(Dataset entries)
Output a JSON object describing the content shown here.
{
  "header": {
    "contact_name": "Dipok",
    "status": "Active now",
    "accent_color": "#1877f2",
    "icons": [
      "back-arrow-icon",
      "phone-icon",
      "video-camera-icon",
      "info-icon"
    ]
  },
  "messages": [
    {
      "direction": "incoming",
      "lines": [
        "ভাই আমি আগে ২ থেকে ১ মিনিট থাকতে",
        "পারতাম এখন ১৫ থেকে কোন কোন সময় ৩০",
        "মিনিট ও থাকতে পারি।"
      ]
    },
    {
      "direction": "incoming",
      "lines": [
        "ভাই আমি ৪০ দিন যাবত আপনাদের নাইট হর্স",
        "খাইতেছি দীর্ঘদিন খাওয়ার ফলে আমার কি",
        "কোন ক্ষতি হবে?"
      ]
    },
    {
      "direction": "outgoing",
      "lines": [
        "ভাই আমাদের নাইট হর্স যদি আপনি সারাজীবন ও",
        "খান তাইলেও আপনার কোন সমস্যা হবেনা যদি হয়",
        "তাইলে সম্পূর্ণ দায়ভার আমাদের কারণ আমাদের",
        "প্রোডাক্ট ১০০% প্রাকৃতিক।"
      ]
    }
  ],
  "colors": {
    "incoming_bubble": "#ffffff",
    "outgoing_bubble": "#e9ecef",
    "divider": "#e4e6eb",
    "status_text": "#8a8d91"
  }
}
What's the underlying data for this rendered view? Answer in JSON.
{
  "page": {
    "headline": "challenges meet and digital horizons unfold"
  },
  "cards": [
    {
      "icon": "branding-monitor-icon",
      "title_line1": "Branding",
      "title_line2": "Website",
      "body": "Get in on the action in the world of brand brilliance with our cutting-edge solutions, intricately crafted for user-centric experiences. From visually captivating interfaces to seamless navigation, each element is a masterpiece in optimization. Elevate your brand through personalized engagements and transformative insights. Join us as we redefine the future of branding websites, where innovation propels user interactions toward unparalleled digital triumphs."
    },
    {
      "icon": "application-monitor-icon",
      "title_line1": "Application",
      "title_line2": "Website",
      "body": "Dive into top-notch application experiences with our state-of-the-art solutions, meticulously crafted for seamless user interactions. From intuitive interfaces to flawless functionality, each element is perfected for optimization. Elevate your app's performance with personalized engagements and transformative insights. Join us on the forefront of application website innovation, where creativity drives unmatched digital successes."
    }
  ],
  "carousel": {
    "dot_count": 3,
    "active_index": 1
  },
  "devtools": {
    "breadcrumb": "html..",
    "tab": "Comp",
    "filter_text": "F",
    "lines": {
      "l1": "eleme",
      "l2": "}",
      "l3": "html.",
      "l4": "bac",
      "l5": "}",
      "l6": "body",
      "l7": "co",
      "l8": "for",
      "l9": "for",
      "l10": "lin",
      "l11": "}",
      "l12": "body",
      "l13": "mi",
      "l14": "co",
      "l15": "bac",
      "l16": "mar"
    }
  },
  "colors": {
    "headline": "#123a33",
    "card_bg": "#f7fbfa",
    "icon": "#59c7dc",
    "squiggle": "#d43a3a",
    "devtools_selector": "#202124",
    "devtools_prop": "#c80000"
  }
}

• Task brief
Reproduce all the data word for word.

• Task result
Output a JSON object describing the content shown here.
{
  "header": {
    "contact_name": "Dipok",
    "status": "Active now",
    "accent_color": "#1877f2",
    "icons": [
      "back-arrow-icon",
      "phone-icon",
      "video-camera-icon",
      "info-icon"
    ]
  },
  "messages": [
    {
      "direction": "incoming",
      "lines": [
        "ভাই আমি আগে ২ থেকে ১ মিনিট থাকতে",
        "পারতাম এখন ১৫ থেকে কোন কোন সময় ৩০",
        "মিনিট ও থাকতে পারি।"
      ]
    },
    {
      "direction": "incoming",
      "lines": [
        "ভাই আমি ৪০ দিন যাবত আপনাদের নাইট হর্স",
        "খাইতেছি দীর্ঘদিন খাওয়ার ফলে আমার কি",
        "কোন ক্ষতি হবে?"
      ]
    },
    {
      "direction": "outgoing",
      "lines": [
        "ভাই আমাদের নাইট হর্স যদি আপনি সারাজীবন ও",
        "খান তাইলেও আপনার কোন সমস্যা হবেনা যদি হয়",
        "তাইলে সম্পূর্ণ দায়ভার আমাদের কারণ আমাদের",
        "প্রোডাক্ট ১০০% প্রাকৃতিক।"
      ]
    }
  ],
  "colors": {
    "incoming_bubble": "#ffffff",
    "outgoing_bubble": "#e9ecef",
    "divider": "#e4e6eb",
    "status_text": "#8a8d91"
  }
}
What's the underlying data for this rendered view? Answer in JSON.
{
  "page": {
    "headline": "challenges meet and digital horizons unfold"
  },
  "cards": [
    {
      "icon": "branding-monitor-icon",
      "title_line1": "Branding",
      "title_line2": "Website",
      "body": "Get in on the action in the world of brand brilliance with our cutting-edge solutions, intricately crafted for user-centric experiences. From visually captivating interfaces to seamless navigation, each element is a masterpiece in optimization. Elevate your brand through personalized engagements and transformative insights. Join us as we redefine the future of branding websites, where innovation propels user interactions toward unparalleled digital triumphs."
    },
    {
      "icon": "application-monitor-icon",
      "title_line1": "Application",
      "title_line2": "Website",
      "body": "Dive into top-notch application experiences with our state-of-the-art solutions, meticulously crafted for seamless user interactions. From intuitive interfaces to flawless functionality, each element is perfected for optimization. Elevate your app's performance with personalized engagements and transformative insights. Join us on the forefront of application website innovation, where creativity drives unmatched digital successes."
    }
  ],
  "carousel": {
    "dot_count": 3,
    "active_index": 1
  },
  "devtools": {
    "breadcrumb": "html..",
    "tab": "Comp",
    "filter_text": "F",
    "lines": {
      "l1": "eleme",
      "l2": "}",
      "l3": "html.",
      "l4": "bac",
      "l5": "}",
      "l6": "body",
      "l7": "co",
      "l8": "for",
      "l9": "for",
      "l10": "lin",
      "l11": "}",
      "l12": "body",
      "l13": "mi",
      "l14": "co",
      "l15": "bac",
      "l16": "mar"
    }
  },
  "colors": {
    "headline": "#123a33",
    "card_bg": "#f7fbfa",
    "icon": "#59c7dc",
    "squiggle": "#d43a3a",
    "devtools_selector": "#202124",
    "devtools_prop": "#c80000"
  }
}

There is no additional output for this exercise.